##### TESTO FORNITO

1^ Lettura (Es 19, 2-6)

Dal libro dell'Esodo.

In quei giorni, gli Israeliti arrivarono al deserto del Sinai, dove si accamparono; Israele si accampò davanti al monte. Mosè salì verso Dio e il Signore lo chiamò dal monte, dicendo: "Questo dirai alla casa di Giacobbe e annuncerai agli Israeliti: Voi stessi avete visto ciò che io ho fatto all'Egitto e come ho sollevato voi su ali di aquile e vi ho fatti venire fino a me. Ora, se vorrete ascoltare la mia voce e custodirete la mia alleanza, voi sarete per me la proprietà tra tutti i popoli, perché mia è tutta la terra! Voi sarete per me un regno di sacerdoti e una nazione santa ".

 

2^ Lettura (Rm 5, 6-11)

Dalla lettera di san Paolo apostolo ai Romani.

##########
##### DATI REGISTRATI

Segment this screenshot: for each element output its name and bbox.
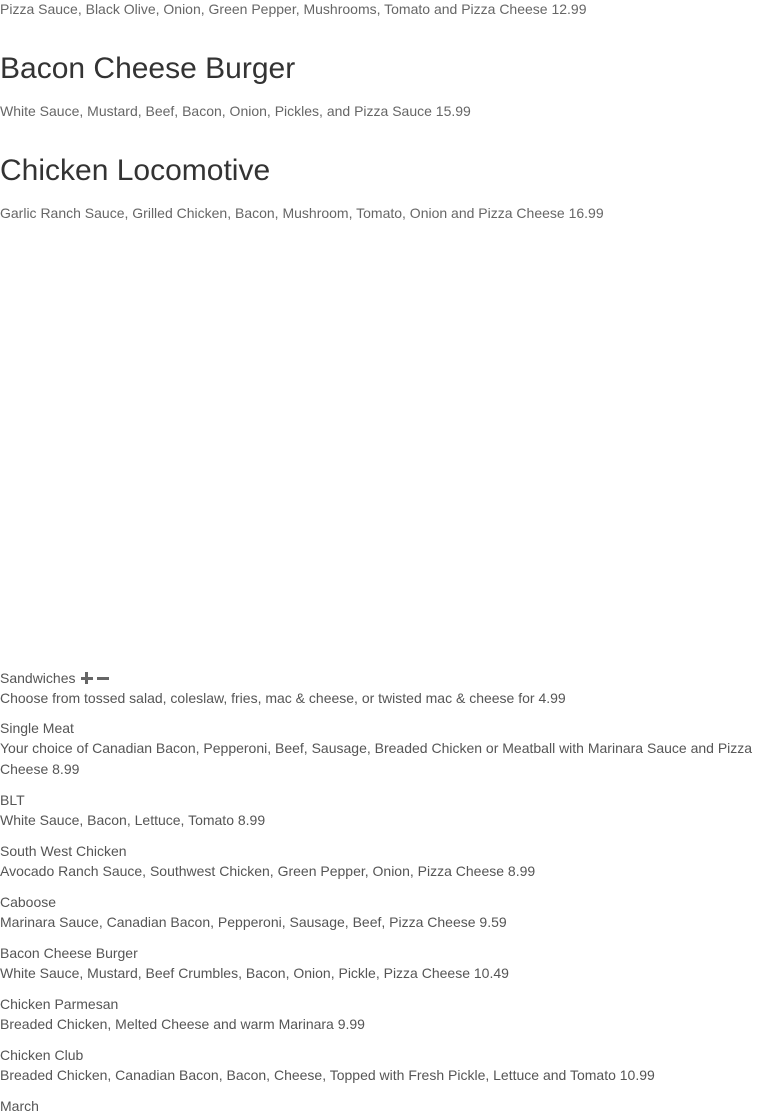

##########

CONSEGNA
Indica se ciascuna affermazione concorda con la lettura dall'Esodo, rispondendo sì o no e citando le parole del testo che lo stabiliscono.
(a) Gli Israeliti si accamparono nel deserto del Sinai.
(b) Mosè scese dal monte per andare verso Dio.
(c) Il Signore dice di aver sollevato gli Israeliti su ali di colomba.

RISPOSTA COMPLETA
(a) Sì: "gli Israeliti arrivarono al deserto del Sinai, dove si accamparono".
(b) No: "Mosè salì verso Dio".
(c) No: "ho sollevato voi su ali di aquile".